Texto proporcionado:
⟨

LAS ALMOJÁBANAS CAGÜEÑAS
UNA TRADICIÓN MÁS ALLÁ DEL MEDIO SIGLO
Olguita llegó la almojábana, vente que… Olguita Con esta frase, va Juan Nieves por las calles del centro urbano de Caguas pregonando su producto: las almojábanas cagüeñas que durante años se venden en nuestra Ciudad.

Don Esteban Rosario, suegro de Juan, inició el negocio de almojábanas que vendía a tres chavos cada una. “Era más difícil porque se cocinaba con leña. Él se levantaba a las dos de la mañana todos los días para hacerlas”, comentó Juan. Posteriormente, éste heredó la receta y el negocio de su yerno, quién en sus primeros años lo supo mercadear a pulmón.
Al pasar del tiempo, cuando ya era conocido en el lugar, Juan decidió instalarse en un espacio fijo que era muy concurrido y encontró la esquina de la Muñoz Rivera esquina Ruiz Belvis (al frente de la Oficina de Turismo), que por muchos años le ha funcionado como punto de venta de las famosas almojábanas.

⟩

Registros de datos guardados:

⟨

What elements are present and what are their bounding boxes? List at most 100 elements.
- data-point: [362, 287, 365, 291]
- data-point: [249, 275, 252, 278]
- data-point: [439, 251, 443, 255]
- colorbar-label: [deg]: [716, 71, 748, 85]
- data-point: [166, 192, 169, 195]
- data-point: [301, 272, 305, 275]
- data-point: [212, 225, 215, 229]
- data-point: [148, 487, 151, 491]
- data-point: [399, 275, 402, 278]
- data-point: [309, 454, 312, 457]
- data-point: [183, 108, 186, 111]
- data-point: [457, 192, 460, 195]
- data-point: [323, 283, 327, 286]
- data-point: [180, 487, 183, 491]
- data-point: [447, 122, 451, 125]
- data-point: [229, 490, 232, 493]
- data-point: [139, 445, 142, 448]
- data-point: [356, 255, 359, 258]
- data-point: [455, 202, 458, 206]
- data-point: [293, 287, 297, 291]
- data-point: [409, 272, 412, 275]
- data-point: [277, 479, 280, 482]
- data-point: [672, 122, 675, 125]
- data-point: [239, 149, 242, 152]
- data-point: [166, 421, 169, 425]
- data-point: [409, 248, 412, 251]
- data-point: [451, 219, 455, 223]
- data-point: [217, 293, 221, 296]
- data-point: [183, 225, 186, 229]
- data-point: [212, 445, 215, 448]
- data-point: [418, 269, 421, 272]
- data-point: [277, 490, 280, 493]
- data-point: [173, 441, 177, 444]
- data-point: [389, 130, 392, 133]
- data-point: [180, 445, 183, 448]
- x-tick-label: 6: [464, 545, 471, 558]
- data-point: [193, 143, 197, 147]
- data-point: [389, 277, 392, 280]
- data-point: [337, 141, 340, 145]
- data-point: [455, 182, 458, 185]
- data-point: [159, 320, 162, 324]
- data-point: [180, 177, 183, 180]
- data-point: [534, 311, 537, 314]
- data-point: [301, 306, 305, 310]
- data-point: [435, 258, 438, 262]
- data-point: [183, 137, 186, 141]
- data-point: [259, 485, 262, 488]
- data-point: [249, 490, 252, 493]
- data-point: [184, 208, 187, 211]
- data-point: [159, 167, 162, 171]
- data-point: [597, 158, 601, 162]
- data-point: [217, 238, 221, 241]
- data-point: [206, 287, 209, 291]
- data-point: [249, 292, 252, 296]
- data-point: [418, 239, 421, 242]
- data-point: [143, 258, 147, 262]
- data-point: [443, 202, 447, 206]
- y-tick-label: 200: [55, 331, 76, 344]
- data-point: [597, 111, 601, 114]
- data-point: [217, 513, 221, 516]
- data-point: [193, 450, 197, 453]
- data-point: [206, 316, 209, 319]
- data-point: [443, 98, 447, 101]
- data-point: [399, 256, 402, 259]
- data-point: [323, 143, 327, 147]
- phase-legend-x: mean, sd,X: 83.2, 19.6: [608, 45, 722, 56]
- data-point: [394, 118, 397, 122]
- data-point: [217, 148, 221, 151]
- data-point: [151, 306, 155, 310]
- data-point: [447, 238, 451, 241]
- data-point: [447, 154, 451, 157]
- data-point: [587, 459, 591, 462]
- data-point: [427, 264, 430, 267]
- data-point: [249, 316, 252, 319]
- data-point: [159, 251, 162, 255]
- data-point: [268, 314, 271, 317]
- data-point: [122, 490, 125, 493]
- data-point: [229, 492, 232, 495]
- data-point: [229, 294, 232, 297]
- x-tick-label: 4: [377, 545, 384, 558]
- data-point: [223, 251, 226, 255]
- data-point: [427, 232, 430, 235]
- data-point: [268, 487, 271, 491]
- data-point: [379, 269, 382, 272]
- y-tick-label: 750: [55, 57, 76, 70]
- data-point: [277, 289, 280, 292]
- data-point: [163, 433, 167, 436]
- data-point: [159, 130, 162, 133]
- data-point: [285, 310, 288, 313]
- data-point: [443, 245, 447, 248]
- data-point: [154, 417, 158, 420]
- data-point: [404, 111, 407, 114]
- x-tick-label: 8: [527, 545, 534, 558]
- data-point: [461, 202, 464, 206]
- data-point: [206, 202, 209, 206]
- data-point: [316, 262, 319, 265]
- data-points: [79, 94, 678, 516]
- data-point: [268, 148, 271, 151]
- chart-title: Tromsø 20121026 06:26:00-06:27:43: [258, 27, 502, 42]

⟩

Tareas del ejercicio:
a: En el texto sobre las almojábanas cagüeñas, ¿a qué precio vendía don Esteban Rosario cada almojábana?
b: Reproduce el fragmento del texto sobre las almojábanas cagüeñas que empieza en "Don Esteban Rosario, suegro" y termina en "mercadear a pulmón.".

Respuestas en orden:
a: A tres chavos cada una.

b:
Don Esteban Rosario, suegro de Juan, inició el negocio de almojábanas que vendía a tres chavos cada una. “Era más difícil porque se cocinaba con leña. Él se levantaba a las dos de la mañana todos los días para hacerlas”, comentó Juan. Posteriormente, éste heredó la receta y el negocio de su yerno, quién en sus primeros años lo supo mercadear a pulmón.